● **EXERCISE OBJECTIVE**
Locate each line below that includes "says" and reproduce it.
<<<<
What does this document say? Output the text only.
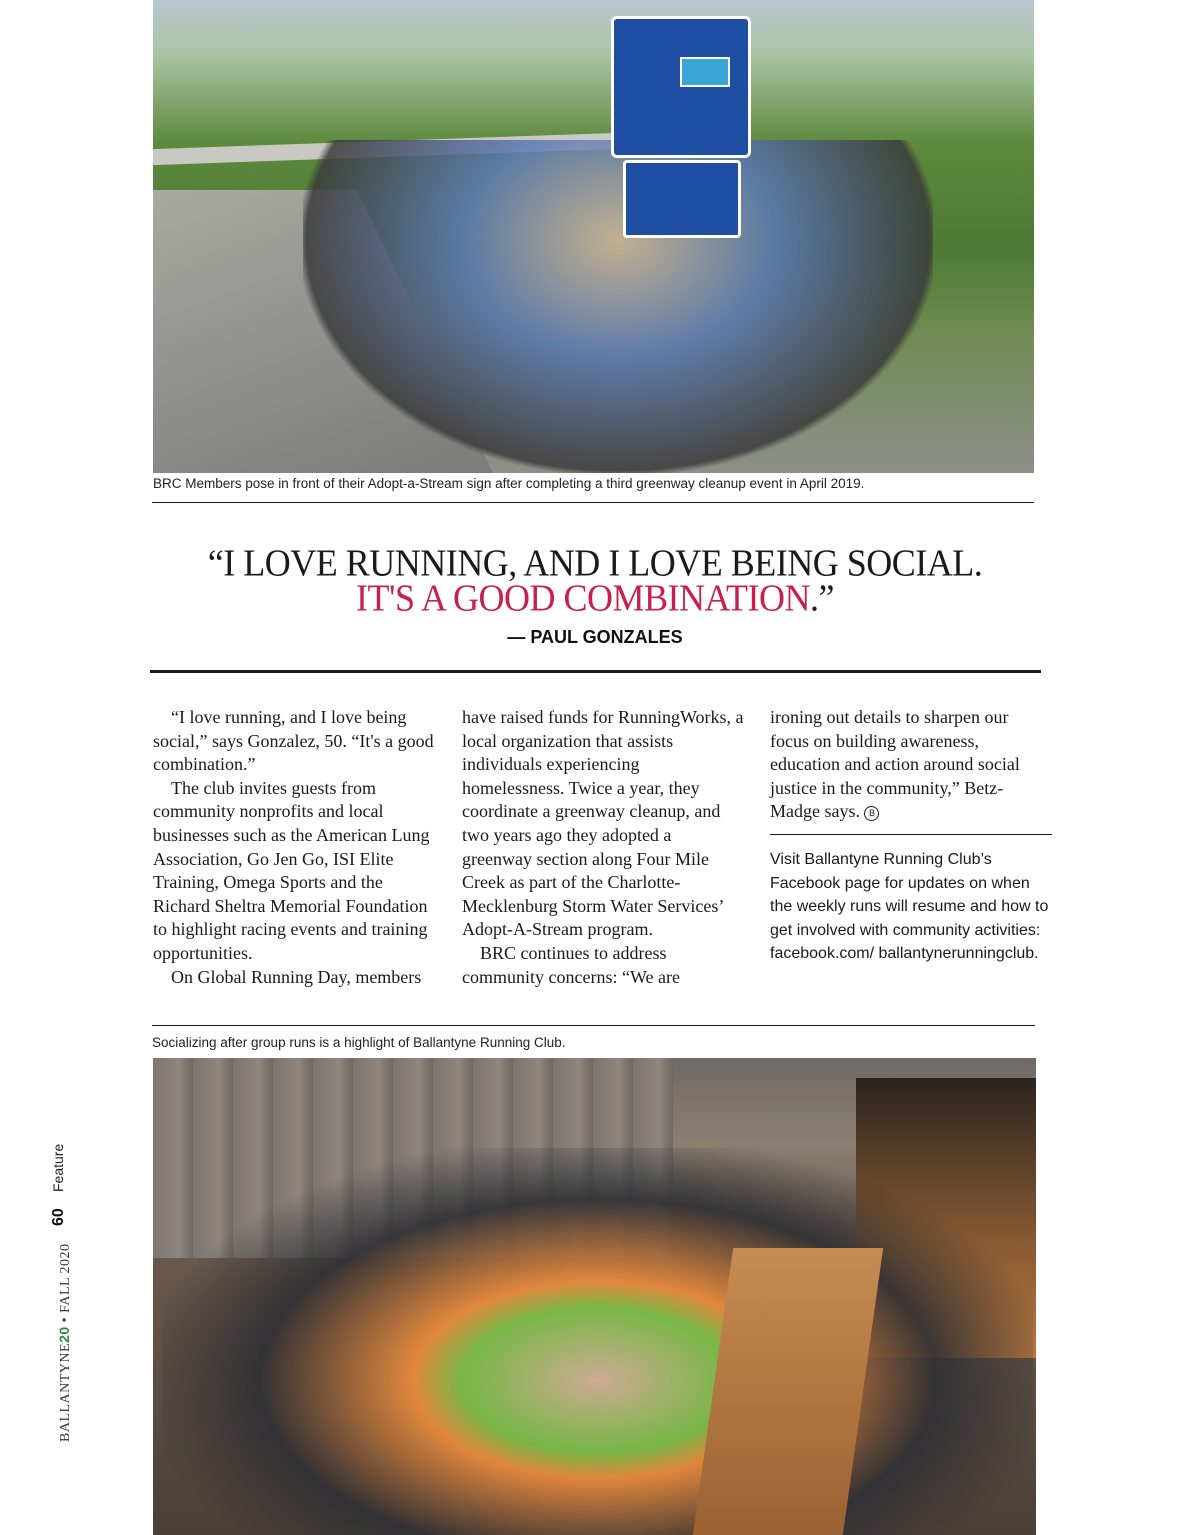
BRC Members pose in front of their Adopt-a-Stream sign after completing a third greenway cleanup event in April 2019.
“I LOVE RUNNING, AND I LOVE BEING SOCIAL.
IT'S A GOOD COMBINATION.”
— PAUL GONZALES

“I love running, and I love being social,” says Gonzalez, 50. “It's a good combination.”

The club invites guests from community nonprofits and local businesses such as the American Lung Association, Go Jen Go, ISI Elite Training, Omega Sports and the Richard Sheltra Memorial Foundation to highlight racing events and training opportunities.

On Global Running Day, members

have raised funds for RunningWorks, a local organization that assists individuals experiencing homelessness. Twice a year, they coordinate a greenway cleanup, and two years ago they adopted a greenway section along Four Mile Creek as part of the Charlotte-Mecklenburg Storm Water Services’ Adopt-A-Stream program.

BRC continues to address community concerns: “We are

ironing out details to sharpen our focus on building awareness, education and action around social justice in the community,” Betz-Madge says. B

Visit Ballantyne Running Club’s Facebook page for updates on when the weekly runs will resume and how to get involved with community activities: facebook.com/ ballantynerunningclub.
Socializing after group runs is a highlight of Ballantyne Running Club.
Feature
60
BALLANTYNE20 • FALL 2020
>>>>
● **TASK RESPONSE**
“I love running, and I love being social,” says Gonzalez, 50. “It's a good combination.”
ironing out details to sharpen our focus on building awareness, education and action around social justice in the community,” Betz-Madge says. B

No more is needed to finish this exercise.